··· Given passage

Is your default password compliant to the AD password policy? Kind regards, Peter Peter Geelen (Traxion) - Sr. Consultant IDA (http://www.fim2010.be) [If a post helps to resolve your issue, please click the "Mark as Answer" of that post or "Helpful" button of that post. By marking a post as Answered or Helpful, you help others find the answer faster.]

Also, as of this post on userAccountControl, did you check for the time sync settings? FIM server must be time synced with AD... HTH, PeterPeter Geelen (Traxion) - Sr. Consultant IDA (http://www.fim2010.be) [If a post helps to resolve your issue, please click the "Mark as Answer" of that post or "Helpful" button of that post. By marking a post as Answered or Helpful, you help others find the answer faster.]

Hi Peter, it would seem so as I was able to reset a new users password to the default password using mmc. GPO says x characters min and must meet password complexity requirements,but at this point don't know how to check those complexity requirements.. Looking into it now. I also tried removing the pwdLastSet=0 attribute flow but there was no change.

Just FYI: Passwords must meet complexity requirements on Technet. HTH, PeterPeter Geelen (Traxion) - Sr. Consultant IDA (http://www.fim2010.be) [If a post helps to resolve your issue, please click the "Mark as Answer" of that post or "Helpful" button of that post. By marking a post as Answered or Helpful, you help others find the answer faster.]

The times are synchronised and after reading that document I can confirm the default password does meet complexity requirements. Hrm!

······
··· Data for review

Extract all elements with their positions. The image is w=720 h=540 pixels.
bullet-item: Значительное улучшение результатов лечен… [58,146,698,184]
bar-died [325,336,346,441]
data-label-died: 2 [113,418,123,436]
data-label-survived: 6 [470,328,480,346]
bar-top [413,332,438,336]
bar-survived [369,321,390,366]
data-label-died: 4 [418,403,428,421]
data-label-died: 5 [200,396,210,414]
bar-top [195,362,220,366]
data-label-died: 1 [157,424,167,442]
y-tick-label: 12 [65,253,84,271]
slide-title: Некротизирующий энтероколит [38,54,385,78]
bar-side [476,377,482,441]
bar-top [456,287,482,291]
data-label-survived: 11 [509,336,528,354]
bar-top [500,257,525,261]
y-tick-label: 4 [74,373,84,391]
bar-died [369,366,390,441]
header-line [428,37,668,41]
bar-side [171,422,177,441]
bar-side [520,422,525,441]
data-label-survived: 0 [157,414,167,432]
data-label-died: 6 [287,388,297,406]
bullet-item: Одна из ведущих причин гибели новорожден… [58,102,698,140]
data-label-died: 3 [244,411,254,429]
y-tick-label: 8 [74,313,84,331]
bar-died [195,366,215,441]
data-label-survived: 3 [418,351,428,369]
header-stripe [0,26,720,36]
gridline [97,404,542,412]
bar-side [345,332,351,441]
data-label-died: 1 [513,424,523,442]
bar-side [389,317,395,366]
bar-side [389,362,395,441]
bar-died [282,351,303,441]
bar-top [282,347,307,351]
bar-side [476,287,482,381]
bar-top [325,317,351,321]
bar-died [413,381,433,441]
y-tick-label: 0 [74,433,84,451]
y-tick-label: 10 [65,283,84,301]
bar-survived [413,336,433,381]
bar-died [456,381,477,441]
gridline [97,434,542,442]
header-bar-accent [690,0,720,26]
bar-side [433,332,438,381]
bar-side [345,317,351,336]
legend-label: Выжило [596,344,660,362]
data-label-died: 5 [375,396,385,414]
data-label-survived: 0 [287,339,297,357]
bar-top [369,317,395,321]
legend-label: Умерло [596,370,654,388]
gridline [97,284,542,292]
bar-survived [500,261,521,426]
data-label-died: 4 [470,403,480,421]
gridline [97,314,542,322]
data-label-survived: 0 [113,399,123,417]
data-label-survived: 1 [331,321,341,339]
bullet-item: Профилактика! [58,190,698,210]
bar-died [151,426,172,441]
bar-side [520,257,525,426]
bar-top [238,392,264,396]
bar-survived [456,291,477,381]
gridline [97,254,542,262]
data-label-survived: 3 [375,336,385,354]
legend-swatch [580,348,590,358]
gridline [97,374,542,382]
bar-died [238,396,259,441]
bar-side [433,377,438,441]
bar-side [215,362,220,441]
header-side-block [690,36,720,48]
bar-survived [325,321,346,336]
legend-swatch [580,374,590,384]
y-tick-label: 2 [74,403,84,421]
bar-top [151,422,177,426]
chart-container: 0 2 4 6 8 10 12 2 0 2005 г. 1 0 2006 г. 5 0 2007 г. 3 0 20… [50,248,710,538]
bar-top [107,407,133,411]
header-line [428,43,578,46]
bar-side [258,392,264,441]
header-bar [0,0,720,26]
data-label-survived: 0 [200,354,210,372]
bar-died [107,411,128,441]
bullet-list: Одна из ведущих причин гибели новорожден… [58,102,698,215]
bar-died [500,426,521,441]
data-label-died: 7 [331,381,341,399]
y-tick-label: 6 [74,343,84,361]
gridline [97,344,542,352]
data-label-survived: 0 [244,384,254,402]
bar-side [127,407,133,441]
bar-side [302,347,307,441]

······

What is required: Could you write out the forum thread word for word, from "Hi Peter, it" up to and including "complexity requirements. Hrm!"?

Written solution:
Hi Peter, it would seem so as I was able to reset a new users password to the default password using mmc. GPO says x characters min and must meet password complexity requirements,but at this point don't know how to check those complexity requirements.. Looking into it now. I also tried removing the pwdLastSet=0 attribute flow but there was no change.

Just FYI: Passwords must meet complexity requirements on Technet. HTH, PeterPeter Geelen (Traxion) - Sr. Consultant IDA (http://www.fim2010.be) [If a post helps to resolve your issue, please click the "Mark as Answer" of that post or "Helpful" button of that post. By marking a post as Answered or Helpful, you help others find the answer faster.]

The times are synchronised and after reading that document I can confirm the default password does meet complexity requirements. Hrm!